— Start Entries shown —

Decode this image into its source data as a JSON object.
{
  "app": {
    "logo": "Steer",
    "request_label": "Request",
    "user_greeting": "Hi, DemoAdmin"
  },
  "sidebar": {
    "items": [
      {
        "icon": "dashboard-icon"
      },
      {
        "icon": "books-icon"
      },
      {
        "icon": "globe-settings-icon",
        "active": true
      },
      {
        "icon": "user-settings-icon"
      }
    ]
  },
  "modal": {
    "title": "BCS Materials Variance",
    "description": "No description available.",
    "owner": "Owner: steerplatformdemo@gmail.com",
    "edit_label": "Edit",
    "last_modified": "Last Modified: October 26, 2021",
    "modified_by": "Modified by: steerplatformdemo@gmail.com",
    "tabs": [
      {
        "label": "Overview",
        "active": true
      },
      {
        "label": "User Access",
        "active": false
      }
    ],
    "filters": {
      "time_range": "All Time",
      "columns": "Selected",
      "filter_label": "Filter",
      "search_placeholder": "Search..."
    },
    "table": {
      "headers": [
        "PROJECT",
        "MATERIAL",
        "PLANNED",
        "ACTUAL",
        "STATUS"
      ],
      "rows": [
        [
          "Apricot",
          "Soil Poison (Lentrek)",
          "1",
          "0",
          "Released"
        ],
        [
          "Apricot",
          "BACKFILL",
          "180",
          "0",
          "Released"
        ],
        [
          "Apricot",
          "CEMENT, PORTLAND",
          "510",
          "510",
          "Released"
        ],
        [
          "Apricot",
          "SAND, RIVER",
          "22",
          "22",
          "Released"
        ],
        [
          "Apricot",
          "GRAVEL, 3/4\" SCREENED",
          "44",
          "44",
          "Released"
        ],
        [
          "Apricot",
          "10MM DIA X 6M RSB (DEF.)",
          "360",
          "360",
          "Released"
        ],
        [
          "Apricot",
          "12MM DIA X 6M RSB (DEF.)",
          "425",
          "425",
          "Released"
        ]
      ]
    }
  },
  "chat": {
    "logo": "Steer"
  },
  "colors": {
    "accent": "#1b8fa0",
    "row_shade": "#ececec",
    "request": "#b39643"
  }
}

— End Entries shown —

__What is needed__. Would you copy out each line exactly as written?

__Answer in full__.
Decode this image into its source data as a JSON object.
{
  "app": {
    "logo": "Steer",
    "request_label": "Request",
    "user_greeting": "Hi, DemoAdmin"
  },
  "sidebar": {
    "items": [
      {
        "icon": "dashboard-icon"
      },
      {
        "icon": "books-icon"
      },
      {
        "icon": "globe-settings-icon",
        "active": true
      },
      {
        "icon": "user-settings-icon"
      }
    ]
  },
  "modal": {
    "title": "BCS Materials Variance",
    "description": "No description available.",
    "owner": "Owner: steerplatformdemo@gmail.com",
    "edit_label": "Edit",
    "last_modified": "Last Modified: October 26, 2021",
    "modified_by": "Modified by: steerplatformdemo@gmail.com",
    "tabs": [
      {
        "label": "Overview",
        "active": true
      },
      {
        "label": "User Access",
        "active": false
      }
    ],
    "filters": {
      "time_range": "All Time",
      "columns": "Selected",
      "filter_label": "Filter",
      "search_placeholder": "Search..."
    },
    "table": {
      "headers": [
        "PROJECT",
        "MATERIAL",
        "PLANNED",
        "ACTUAL",
        "STATUS"
      ],
      "rows": [
        [
          "Apricot",
          "Soil Poison (Lentrek)",
          "1",
          "0",
          "Released"
        ],
        [
          "Apricot",
          "BACKFILL",
          "180",
          "0",
          "Released"
        ],
        [
          "Apricot",
          "CEMENT, PORTLAND",
          "510",
          "510",
          "Released"
        ],
        [
          "Apricot",
          "SAND, RIVER",
          "22",
          "22",
          "Released"
        ],
        [
          "Apricot",
          "GRAVEL, 3/4\" SCREENED",
          "44",
          "44",
          "Released"
        ],
        [
          "Apricot",
          "10MM DIA X 6M RSB (DEF.)",
          "360",
          "360",
          "Released"
        ],
        [
          "Apricot",
          "12MM DIA X 6M RSB (DEF.)",
          "425",
          "425",
          "Released"
        ]
      ]
    }
  },
  "chat": {
    "logo": "Steer"
  },
  "colors": {
    "accent": "#1b8fa0",
    "row_shade": "#ececec",
    "request": "#b39643"
  }
}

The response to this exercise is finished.